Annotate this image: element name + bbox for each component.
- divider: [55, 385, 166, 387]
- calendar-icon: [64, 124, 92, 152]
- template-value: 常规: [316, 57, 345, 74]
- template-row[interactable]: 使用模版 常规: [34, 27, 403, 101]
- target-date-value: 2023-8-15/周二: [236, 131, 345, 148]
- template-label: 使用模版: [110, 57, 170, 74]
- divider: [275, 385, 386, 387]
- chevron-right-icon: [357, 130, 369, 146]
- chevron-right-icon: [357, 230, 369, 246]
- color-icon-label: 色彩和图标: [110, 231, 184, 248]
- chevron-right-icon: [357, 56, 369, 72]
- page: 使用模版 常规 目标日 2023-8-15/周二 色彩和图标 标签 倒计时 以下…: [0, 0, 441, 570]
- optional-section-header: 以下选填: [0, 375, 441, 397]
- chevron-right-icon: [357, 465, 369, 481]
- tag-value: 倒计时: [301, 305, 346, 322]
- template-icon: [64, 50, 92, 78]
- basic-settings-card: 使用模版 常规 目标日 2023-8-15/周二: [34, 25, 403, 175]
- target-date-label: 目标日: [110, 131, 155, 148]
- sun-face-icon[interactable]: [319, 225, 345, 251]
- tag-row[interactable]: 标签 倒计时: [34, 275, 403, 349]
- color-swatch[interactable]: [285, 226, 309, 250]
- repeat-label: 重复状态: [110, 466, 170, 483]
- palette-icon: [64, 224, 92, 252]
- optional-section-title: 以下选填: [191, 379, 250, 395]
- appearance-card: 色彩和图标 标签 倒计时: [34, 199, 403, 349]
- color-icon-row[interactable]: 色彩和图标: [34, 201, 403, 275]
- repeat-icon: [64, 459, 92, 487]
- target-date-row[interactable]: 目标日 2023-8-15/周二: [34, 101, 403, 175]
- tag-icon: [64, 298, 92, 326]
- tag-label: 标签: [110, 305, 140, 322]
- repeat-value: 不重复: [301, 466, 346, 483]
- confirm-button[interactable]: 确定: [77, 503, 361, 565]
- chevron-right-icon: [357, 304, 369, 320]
-.-.-
Request: Copy the records above line for line, with no changes.

Answer to the exercise:
Annotate this image: element name + bbox for each component.
- divider: [55, 385, 166, 387]
- calendar-icon: [64, 124, 92, 152]
- template-value: 常规: [316, 57, 345, 74]
- template-row[interactable]: 使用模版 常规: [34, 27, 403, 101]
- target-date-value: 2023-8-15/周二: [236, 131, 345, 148]
- template-label: 使用模版: [110, 57, 170, 74]
- divider: [275, 385, 386, 387]
- chevron-right-icon: [357, 130, 369, 146]
- chevron-right-icon: [357, 230, 369, 246]
- color-icon-label: 色彩和图标: [110, 231, 184, 248]
- chevron-right-icon: [357, 56, 369, 72]
- page: 使用模版 常规 目标日 2023-8-15/周二 色彩和图标 标签 倒计时 以下…: [0, 0, 441, 570]
- optional-section-header: 以下选填: [0, 375, 441, 397]
- chevron-right-icon: [357, 465, 369, 481]
- tag-value: 倒计时: [301, 305, 346, 322]
- template-icon: [64, 50, 92, 78]
- basic-settings-card: 使用模版 常规 目标日 2023-8-15/周二: [34, 25, 403, 175]
- target-date-label: 目标日: [110, 131, 155, 148]
- sun-face-icon[interactable]: [319, 225, 345, 251]
- tag-row[interactable]: 标签 倒计时: [34, 275, 403, 349]
- color-swatch[interactable]: [285, 226, 309, 250]
- repeat-label: 重复状态: [110, 466, 170, 483]
- palette-icon: [64, 224, 92, 252]
- optional-section-title: 以下选填: [191, 379, 250, 395]
- appearance-card: 色彩和图标 标签 倒计时: [34, 199, 403, 349]
- color-icon-row[interactable]: 色彩和图标: [34, 201, 403, 275]
- repeat-icon: [64, 459, 92, 487]
- target-date-row[interactable]: 目标日 2023-8-15/周二: [34, 101, 403, 175]
- tag-icon: [64, 298, 92, 326]
- tag-label: 标签: [110, 305, 140, 322]
- repeat-value: 不重复: [301, 466, 346, 483]
- confirm-button[interactable]: 确定: [77, 503, 361, 565]
- chevron-right-icon: [357, 304, 369, 320]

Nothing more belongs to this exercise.